# [Written exercise 1]
Retype the stretch of the passage on Harsha's authorship from "Tradition ascribes both" through "poet-king named Harsha?".

# [Selected excerpt]
══════
Читать книгу The Lady of the Jewel Necklace & The Lady who Shows her Love - Harsha - Страница 15

Оглавление

Did Harsha Write These Plays?

Tradition ascribes both ‘The Lady of the Jewel Necklace’ (Ratnavali) and ‘The Lady who Shows her Love’ (Priya/darsika), as well as ‘How the Nagas were Pleased,’ to Harsha (Kale 1921: xvii). But Mammata’s ‘Illumination of Poetry’ (Kavya/prakasa), in the early eleventh century, notes that Harsha gave a great deal of money to Bana, and this is the source of the long-standing rumor that Harsha paid Bana to ghost-write the plays for him (Levi 1963: 184–95). Further complications are added by the tendency to confuse this Harsha with either or both of two other Harshas, one of whom was a king (ruler of Kashmir between 1113 and 1124) and the other a poet (the author of the twelfth-century Naisadhiya/carita)—or could these be a single twelfth-century person, another poet-king named Harsha?
══════
Element position data

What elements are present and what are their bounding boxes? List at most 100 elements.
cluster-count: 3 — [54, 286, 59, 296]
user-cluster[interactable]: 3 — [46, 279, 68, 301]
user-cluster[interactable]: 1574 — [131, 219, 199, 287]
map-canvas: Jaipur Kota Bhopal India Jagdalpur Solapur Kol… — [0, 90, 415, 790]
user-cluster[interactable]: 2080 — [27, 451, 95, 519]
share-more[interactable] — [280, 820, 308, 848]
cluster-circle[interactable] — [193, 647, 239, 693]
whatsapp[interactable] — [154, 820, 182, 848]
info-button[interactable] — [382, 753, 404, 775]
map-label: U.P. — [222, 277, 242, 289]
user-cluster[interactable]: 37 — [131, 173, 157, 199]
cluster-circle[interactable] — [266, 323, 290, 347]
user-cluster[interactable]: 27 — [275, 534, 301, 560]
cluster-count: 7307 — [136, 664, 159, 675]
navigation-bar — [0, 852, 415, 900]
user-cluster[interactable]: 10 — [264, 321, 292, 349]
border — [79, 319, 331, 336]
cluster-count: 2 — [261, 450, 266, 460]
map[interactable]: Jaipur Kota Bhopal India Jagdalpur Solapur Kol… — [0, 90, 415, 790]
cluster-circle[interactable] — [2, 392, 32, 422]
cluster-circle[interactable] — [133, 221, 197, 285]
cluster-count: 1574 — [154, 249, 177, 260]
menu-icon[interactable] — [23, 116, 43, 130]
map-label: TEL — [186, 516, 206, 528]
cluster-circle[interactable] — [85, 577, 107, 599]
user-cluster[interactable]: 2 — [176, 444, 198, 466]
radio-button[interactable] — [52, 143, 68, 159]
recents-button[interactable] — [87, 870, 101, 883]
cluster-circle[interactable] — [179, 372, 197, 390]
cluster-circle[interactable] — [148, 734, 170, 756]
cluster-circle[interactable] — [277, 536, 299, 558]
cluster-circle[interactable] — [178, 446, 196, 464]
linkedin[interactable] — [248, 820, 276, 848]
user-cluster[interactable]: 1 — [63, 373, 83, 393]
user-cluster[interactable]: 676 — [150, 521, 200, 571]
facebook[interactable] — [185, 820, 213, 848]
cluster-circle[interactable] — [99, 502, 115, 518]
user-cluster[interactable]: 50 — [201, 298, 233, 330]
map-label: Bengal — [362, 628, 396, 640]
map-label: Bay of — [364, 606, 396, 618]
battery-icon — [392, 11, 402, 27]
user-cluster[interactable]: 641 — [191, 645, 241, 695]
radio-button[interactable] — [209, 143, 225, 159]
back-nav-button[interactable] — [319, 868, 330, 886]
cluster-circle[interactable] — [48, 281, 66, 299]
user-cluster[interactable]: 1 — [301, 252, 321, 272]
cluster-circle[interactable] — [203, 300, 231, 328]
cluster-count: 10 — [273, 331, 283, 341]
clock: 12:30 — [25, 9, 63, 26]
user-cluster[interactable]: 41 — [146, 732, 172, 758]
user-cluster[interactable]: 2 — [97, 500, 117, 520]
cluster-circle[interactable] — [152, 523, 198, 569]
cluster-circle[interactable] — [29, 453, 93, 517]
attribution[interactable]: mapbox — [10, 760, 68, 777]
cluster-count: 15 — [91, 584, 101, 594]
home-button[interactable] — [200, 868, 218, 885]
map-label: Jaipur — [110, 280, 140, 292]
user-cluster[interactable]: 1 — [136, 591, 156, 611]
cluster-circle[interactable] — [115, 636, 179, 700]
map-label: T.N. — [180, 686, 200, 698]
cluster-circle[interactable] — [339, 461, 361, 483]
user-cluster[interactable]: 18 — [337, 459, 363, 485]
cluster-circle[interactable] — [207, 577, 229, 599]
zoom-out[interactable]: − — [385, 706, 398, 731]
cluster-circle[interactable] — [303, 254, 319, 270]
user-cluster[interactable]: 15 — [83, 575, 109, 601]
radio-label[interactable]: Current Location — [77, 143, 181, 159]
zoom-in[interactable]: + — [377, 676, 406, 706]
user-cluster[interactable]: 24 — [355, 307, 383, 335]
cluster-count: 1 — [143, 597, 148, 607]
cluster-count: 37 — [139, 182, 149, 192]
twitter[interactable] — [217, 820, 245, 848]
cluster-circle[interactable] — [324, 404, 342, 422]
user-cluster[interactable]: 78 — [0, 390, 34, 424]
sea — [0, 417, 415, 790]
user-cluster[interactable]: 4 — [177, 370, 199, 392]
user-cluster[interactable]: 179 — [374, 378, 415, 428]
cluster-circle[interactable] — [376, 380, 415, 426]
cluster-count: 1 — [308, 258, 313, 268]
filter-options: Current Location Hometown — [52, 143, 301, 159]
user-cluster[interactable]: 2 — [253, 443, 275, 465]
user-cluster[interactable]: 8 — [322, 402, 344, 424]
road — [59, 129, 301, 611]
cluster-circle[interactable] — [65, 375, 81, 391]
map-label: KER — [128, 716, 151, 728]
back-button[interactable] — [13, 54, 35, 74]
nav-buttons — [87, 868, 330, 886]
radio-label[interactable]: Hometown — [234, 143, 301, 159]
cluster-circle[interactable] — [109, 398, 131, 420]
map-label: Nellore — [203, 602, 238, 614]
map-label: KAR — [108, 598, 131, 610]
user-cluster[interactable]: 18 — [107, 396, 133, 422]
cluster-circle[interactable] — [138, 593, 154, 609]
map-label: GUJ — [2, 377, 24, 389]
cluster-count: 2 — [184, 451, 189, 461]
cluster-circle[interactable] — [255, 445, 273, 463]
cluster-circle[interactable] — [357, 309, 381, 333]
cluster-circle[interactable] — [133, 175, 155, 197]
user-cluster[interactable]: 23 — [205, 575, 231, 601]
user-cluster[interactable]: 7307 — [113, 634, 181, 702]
══════
# [Written exercise 2]
Echo the records from their first line through the line containing "map-label: Bengal — [362, 628, 396, 640]".

# [Task solution 1]
Tradition ascribes both ‘The Lady of the Jewel Necklace’ (Ratnavali) and ‘The Lady who Shows her Love’ (Priya/darsika), as well as ‘How the Nagas were Pleased,’ to Harsha (Kale 1921: xvii). But Mammata’s ‘Illumination of Poetry’ (Kavya/prakasa), in the early eleventh century, notes that Harsha gave a great deal of money to Bana, and this is the source of the long-standing rumor that Harsha paid Bana to ghost-write the plays for him (Levi 1963: 184–95). Further complications are added by the tendency to confuse this Harsha with either or both of two other Harshas, one of whom was a king (ruler of Kashmir between 1113 and 1124) and the other a poet (the author of the twelfth-century Naisadhiya/carita)—or could these be a single twelfth-century person, another poet-king named Harsha?

# [Task solution 2]
What elements are present and what are their bounding boxes? List at most 100 elements.
cluster-count: 3 — [54, 286, 59, 296]
user-cluster[interactable]: 3 — [46, 279, 68, 301]
user-cluster[interactable]: 1574 — [131, 219, 199, 287]
map-canvas: Jaipur Kota Bhopal India Jagdalpur Solapur Kol… — [0, 90, 415, 790]
user-cluster[interactable]: 2080 — [27, 451, 95, 519]
share-more[interactable] — [280, 820, 308, 848]
cluster-circle[interactable] — [193, 647, 239, 693]
whatsapp[interactable] — [154, 820, 182, 848]
info-button[interactable] — [382, 753, 404, 775]
map-label: U.P. — [222, 277, 242, 289]
user-cluster[interactable]: 37 — [131, 173, 157, 199]
cluster-circle[interactable] — [266, 323, 290, 347]
user-cluster[interactable]: 27 — [275, 534, 301, 560]
cluster-count: 7307 — [136, 664, 159, 675]
navigation-bar — [0, 852, 415, 900]
user-cluster[interactable]: 10 — [264, 321, 292, 349]
border — [79, 319, 331, 336]
cluster-count: 2 — [261, 450, 266, 460]
map[interactable]: Jaipur Kota Bhopal India Jagdalpur Solapur Kol… — [0, 90, 415, 790]
cluster-circle[interactable] — [2, 392, 32, 422]
cluster-circle[interactable] — [133, 221, 197, 285]
cluster-count: 1574 — [154, 249, 177, 260]
menu-icon[interactable] — [23, 116, 43, 130]
map-label: TEL — [186, 516, 206, 528]
cluster-circle[interactable] — [85, 577, 107, 599]
user-cluster[interactable]: 2 — [176, 444, 198, 466]
radio-button[interactable] — [52, 143, 68, 159]
recents-button[interactable] — [87, 870, 101, 883]
cluster-circle[interactable] — [179, 372, 197, 390]
cluster-circle[interactable] — [148, 734, 170, 756]
cluster-circle[interactable] — [277, 536, 299, 558]
cluster-circle[interactable] — [178, 446, 196, 464]
linkedin[interactable] — [248, 820, 276, 848]
user-cluster[interactable]: 1 — [63, 373, 83, 393]
user-cluster[interactable]: 676 — [150, 521, 200, 571]
facebook[interactable] — [185, 820, 213, 848]
cluster-circle[interactable] — [99, 502, 115, 518]
user-cluster[interactable]: 50 — [201, 298, 233, 330]
map-label: Bengal — [362, 628, 396, 640]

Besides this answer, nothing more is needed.